### [The input]

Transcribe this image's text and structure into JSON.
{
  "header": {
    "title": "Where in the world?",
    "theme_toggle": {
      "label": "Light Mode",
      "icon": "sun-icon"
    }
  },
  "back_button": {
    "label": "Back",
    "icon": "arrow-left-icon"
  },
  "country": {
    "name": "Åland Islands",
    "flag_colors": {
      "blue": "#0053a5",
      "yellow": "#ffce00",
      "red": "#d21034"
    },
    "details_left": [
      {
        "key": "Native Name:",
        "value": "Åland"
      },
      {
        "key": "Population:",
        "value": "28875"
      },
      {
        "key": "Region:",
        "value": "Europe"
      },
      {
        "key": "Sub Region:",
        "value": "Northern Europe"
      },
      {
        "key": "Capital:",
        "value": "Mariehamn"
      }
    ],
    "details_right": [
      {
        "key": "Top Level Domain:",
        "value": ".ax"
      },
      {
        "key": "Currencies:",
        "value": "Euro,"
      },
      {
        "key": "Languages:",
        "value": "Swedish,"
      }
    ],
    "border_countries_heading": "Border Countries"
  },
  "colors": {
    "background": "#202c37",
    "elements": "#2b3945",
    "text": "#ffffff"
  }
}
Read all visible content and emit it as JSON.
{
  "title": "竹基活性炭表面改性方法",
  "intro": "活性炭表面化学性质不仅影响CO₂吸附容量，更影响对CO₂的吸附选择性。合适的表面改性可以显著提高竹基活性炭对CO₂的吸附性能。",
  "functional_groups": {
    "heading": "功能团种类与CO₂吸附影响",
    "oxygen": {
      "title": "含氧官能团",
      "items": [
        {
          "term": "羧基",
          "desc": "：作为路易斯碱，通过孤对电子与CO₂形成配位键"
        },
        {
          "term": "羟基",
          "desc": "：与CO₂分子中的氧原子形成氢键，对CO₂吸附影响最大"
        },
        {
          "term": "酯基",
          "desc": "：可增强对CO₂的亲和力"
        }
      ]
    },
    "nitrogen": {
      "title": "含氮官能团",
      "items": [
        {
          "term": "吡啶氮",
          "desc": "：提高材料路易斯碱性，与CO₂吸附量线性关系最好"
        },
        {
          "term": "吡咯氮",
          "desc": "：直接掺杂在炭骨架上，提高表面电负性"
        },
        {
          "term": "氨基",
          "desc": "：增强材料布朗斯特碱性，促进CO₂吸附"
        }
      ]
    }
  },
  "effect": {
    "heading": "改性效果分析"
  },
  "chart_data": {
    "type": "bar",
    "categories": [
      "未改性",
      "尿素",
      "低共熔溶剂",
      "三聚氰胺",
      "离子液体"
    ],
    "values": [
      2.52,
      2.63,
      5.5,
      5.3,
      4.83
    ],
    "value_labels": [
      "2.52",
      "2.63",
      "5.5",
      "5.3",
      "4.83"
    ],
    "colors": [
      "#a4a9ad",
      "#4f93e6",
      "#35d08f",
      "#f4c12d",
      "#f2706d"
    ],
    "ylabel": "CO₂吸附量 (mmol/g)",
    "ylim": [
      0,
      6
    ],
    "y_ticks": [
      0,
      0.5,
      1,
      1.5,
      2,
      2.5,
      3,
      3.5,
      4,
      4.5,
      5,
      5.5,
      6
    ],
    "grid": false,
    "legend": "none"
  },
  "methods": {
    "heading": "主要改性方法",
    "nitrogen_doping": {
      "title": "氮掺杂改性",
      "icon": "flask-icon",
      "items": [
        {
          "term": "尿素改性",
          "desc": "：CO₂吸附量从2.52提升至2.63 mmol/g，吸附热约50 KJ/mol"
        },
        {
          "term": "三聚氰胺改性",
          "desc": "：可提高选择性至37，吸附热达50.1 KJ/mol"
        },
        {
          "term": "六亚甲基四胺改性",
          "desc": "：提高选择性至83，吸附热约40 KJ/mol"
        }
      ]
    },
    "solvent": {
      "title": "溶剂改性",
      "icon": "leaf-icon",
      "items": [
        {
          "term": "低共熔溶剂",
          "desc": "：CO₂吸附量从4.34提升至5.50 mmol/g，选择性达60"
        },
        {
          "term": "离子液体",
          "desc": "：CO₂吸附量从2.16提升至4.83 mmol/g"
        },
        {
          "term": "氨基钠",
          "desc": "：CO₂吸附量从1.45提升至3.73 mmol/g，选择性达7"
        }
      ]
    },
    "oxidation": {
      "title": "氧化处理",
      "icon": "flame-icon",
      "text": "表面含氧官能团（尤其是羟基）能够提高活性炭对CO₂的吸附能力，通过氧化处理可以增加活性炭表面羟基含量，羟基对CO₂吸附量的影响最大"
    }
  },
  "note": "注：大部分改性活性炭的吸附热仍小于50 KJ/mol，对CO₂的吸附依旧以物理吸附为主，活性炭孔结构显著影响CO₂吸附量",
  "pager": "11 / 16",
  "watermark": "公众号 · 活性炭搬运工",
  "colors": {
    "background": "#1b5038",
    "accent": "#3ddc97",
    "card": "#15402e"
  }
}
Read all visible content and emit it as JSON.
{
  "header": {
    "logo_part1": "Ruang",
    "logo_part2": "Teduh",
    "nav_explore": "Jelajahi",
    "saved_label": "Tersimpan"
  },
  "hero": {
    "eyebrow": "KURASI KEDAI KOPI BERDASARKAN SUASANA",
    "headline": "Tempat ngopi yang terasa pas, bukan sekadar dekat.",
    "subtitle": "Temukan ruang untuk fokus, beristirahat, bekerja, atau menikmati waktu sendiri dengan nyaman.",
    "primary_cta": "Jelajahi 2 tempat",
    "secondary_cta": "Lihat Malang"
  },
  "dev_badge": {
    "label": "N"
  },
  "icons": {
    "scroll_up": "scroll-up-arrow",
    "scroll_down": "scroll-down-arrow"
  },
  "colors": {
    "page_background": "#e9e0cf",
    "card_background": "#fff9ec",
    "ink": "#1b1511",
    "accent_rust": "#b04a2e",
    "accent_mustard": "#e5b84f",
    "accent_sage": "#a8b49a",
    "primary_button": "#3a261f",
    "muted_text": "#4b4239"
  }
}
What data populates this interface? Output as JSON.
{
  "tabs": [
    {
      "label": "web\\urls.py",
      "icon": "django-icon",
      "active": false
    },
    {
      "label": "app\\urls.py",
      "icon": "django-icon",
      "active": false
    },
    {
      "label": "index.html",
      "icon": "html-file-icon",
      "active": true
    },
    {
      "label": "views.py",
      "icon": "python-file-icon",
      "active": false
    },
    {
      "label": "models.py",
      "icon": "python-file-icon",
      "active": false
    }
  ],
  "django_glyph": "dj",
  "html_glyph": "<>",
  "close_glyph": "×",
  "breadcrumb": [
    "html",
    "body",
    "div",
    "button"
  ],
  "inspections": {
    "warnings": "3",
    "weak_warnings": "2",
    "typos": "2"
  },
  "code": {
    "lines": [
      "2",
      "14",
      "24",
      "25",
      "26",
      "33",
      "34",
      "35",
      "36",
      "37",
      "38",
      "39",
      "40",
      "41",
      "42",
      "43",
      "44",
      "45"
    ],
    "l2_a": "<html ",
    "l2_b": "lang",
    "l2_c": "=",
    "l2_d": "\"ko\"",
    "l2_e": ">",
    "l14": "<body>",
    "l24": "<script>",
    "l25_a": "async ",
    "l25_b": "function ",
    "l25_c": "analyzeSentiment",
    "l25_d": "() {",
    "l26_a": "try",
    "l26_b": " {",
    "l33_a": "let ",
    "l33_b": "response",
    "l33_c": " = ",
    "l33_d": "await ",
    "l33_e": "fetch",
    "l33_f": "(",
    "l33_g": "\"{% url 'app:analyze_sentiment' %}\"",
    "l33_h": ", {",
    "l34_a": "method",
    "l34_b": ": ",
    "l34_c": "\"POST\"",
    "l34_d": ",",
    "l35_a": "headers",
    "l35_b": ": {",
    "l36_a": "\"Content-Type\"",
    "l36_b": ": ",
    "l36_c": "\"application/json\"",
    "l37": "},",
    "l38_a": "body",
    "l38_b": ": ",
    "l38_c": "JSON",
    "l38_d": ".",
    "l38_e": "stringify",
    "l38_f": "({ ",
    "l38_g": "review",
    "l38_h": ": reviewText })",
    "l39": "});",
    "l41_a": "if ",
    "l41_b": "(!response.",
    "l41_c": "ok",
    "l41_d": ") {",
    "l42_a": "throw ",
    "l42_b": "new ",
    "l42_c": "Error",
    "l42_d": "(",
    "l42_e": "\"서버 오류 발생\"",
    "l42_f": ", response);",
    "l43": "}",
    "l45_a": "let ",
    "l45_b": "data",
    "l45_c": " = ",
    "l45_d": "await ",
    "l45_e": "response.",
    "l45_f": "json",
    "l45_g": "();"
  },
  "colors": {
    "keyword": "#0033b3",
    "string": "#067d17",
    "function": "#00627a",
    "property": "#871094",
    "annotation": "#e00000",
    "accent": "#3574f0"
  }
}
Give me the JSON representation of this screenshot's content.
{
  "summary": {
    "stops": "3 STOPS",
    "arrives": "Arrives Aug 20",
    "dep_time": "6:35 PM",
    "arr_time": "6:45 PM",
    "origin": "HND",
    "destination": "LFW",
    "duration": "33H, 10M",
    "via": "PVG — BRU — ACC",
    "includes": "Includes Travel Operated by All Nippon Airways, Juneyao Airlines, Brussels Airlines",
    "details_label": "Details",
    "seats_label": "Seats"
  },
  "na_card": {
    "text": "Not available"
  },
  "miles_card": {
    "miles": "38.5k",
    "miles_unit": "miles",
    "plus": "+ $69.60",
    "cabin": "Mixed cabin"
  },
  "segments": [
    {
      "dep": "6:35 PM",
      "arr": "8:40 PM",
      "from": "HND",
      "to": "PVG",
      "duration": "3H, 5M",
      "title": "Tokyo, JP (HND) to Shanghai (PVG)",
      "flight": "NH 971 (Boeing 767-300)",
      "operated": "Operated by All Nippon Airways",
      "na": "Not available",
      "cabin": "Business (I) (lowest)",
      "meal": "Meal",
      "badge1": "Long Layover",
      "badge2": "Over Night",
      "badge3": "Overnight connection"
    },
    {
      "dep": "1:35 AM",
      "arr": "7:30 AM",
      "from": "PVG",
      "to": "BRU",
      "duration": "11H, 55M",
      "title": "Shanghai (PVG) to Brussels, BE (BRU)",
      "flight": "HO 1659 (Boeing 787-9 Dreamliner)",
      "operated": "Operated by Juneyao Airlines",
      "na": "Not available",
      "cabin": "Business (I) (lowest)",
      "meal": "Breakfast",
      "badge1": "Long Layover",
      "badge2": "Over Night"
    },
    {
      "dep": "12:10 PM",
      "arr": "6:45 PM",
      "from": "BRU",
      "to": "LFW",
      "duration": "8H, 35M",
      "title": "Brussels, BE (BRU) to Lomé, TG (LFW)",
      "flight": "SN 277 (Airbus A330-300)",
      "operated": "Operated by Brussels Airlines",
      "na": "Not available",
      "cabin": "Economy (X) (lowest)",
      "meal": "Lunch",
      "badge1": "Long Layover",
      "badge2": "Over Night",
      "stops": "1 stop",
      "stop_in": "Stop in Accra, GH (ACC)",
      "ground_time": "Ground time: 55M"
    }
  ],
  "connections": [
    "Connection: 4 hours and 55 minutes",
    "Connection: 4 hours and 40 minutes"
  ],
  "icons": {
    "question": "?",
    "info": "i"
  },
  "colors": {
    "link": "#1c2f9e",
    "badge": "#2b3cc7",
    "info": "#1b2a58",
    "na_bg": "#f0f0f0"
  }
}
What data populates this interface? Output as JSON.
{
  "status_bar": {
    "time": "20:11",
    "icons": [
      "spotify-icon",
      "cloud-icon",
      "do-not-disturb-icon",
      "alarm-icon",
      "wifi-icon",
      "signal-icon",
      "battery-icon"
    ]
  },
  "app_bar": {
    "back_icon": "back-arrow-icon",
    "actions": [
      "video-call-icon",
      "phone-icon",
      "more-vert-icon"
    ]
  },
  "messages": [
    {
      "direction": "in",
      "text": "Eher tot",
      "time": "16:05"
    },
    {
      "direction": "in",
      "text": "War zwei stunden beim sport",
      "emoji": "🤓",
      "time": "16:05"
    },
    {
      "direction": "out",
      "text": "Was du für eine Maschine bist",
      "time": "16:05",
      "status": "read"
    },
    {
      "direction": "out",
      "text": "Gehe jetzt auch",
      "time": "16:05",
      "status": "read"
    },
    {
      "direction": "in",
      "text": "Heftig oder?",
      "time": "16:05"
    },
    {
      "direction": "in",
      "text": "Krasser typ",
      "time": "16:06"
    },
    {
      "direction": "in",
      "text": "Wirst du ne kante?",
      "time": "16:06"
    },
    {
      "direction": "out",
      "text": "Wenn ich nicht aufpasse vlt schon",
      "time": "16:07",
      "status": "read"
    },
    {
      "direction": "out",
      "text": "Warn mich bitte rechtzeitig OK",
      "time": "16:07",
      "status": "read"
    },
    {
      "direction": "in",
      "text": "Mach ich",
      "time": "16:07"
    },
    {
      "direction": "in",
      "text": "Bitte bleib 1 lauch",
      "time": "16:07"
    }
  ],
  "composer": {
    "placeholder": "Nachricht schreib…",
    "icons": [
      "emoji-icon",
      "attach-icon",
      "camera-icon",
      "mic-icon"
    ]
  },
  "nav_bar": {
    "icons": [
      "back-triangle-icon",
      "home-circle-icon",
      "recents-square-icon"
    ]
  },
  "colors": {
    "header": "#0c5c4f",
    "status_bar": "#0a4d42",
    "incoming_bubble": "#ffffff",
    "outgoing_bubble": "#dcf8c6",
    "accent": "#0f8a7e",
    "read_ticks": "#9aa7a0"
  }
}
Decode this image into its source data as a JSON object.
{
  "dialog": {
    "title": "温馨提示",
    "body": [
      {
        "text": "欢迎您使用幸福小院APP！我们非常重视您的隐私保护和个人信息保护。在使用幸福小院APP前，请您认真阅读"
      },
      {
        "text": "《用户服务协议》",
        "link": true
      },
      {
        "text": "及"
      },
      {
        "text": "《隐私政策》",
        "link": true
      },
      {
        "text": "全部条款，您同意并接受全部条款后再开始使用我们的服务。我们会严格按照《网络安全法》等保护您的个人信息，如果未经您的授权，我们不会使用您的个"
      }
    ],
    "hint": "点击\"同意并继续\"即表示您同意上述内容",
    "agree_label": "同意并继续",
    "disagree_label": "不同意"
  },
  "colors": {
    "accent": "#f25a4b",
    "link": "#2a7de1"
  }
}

### [Problem statement]
From the line containing "Decode this image" through the final line of the listing above, retype every line exactly; leave out everything else.

### [Exercise answer]
Decode this image into its source data as a JSON object.
{
  "dialog": {
    "title": "温馨提示",
    "body": [
      {
        "text": "欢迎您使用幸福小院APP！我们非常重视您的隐私保护和个人信息保护。在使用幸福小院APP前，请您认真阅读"
      },
      {
        "text": "《用户服务协议》",
        "link": true
      },
      {
        "text": "及"
      },
      {
        "text": "《隐私政策》",
        "link": true
      },
      {
        "text": "全部条款，您同意并接受全部条款后再开始使用我们的服务。我们会严格按照《网络安全法》等保护您的个人信息，如果未经您的授权，我们不会使用您的个"
      }
    ],
    "hint": "点击\"同意并继续\"即表示您同意上述内容",
    "agree_label": "同意并继续",
    "disagree_label": "不同意"
  },
  "colors": {
    "accent": "#f25a4b",
    "link": "#2a7de1"
  }
}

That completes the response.